WORK TO BE COMPLETED. Among the records that follow, count the lines with the string "document"; report only that count.

INFORMATION PROVIDED.
>>>
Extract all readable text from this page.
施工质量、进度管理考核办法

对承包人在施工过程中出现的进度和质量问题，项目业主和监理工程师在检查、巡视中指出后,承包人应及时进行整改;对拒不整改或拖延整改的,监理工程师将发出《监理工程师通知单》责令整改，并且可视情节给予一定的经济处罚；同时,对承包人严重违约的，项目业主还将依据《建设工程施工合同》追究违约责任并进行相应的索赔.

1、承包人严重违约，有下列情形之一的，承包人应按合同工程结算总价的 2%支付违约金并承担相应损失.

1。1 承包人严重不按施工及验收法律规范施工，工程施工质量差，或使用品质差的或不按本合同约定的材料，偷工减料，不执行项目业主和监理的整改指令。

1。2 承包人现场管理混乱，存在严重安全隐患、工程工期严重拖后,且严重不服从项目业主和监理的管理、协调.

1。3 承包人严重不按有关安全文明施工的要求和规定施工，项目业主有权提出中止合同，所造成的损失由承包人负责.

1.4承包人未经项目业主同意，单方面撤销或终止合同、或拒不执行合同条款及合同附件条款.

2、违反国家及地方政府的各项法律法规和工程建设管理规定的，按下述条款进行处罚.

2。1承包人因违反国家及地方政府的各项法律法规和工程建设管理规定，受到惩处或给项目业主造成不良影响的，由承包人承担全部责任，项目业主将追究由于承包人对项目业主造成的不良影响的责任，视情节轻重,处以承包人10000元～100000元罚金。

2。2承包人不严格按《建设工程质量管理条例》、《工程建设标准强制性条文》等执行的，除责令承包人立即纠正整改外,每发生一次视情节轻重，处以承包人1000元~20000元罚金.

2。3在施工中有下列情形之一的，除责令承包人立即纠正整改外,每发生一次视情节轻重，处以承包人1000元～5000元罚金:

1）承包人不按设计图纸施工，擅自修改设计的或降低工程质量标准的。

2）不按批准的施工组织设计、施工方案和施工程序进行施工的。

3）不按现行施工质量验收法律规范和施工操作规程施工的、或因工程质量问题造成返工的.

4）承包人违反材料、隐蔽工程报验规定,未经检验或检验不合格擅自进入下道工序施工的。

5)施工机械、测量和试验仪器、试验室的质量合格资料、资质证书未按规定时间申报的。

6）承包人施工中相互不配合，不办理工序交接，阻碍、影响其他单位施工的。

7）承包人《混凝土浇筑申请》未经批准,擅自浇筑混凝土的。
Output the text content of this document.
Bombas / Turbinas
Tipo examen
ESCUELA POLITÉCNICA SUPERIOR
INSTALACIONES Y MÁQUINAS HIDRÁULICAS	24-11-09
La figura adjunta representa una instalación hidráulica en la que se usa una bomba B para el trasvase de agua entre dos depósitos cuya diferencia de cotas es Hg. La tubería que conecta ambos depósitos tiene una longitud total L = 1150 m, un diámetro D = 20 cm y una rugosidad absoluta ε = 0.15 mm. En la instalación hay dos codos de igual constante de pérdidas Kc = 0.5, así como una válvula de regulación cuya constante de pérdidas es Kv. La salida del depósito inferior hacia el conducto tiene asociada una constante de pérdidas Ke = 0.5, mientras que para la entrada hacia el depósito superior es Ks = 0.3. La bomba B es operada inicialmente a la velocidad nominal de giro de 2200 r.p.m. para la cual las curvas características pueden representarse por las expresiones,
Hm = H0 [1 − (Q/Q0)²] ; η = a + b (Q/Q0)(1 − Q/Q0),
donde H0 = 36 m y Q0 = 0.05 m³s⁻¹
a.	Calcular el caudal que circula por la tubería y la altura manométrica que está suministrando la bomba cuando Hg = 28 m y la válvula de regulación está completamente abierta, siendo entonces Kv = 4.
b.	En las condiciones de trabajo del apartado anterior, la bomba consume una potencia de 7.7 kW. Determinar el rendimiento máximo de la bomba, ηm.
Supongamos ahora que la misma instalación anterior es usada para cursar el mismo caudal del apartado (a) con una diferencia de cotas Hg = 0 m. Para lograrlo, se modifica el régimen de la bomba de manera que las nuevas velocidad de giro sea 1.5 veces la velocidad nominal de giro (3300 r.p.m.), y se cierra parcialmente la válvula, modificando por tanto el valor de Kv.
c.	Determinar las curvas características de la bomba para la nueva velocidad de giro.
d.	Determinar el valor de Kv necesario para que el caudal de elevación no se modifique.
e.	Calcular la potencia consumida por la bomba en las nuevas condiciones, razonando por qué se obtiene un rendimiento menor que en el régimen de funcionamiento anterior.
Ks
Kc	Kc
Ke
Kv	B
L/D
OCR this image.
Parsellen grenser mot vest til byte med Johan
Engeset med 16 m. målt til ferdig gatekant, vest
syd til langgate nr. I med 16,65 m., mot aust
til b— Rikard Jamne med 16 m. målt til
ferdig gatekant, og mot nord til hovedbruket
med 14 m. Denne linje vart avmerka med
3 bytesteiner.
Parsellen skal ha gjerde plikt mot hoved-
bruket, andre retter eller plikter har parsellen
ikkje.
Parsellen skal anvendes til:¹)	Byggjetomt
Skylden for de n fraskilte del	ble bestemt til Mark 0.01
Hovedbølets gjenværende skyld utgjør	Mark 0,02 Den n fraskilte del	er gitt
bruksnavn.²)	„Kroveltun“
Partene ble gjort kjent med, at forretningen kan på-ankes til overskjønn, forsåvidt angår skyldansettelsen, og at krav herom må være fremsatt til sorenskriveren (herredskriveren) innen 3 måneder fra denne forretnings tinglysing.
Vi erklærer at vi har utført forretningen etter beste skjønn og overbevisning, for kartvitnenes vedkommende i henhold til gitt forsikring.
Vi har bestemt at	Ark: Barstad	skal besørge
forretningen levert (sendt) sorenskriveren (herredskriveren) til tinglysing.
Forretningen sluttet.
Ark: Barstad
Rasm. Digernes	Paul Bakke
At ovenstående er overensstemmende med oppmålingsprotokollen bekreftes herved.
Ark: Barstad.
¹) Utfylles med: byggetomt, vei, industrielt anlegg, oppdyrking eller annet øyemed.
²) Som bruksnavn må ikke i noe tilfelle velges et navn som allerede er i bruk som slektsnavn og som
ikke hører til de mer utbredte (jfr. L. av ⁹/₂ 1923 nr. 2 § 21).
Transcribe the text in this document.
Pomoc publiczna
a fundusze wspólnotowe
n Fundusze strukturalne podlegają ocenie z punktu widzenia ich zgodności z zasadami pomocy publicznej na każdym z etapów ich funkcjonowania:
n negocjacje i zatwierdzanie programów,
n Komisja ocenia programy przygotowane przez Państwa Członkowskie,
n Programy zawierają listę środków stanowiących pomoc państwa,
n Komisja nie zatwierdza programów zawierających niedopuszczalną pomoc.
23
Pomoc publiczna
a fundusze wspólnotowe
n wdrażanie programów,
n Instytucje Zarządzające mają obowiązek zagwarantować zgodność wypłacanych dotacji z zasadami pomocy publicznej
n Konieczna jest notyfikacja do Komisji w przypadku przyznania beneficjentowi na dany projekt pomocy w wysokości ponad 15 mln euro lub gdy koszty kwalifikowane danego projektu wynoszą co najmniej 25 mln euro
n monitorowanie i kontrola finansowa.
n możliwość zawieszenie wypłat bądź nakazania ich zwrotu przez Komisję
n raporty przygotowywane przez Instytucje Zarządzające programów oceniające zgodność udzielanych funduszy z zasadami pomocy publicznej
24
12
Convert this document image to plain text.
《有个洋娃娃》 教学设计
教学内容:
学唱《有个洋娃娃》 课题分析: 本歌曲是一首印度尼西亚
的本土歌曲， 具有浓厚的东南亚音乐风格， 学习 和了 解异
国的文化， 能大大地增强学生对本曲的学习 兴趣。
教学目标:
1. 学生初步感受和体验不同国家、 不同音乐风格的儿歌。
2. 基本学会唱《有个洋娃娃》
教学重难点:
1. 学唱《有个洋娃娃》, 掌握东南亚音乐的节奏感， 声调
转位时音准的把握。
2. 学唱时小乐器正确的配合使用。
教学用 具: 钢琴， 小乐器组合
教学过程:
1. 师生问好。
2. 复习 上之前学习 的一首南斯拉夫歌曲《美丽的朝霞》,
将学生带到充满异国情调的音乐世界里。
<<<
WRITTEN ANSWER. 3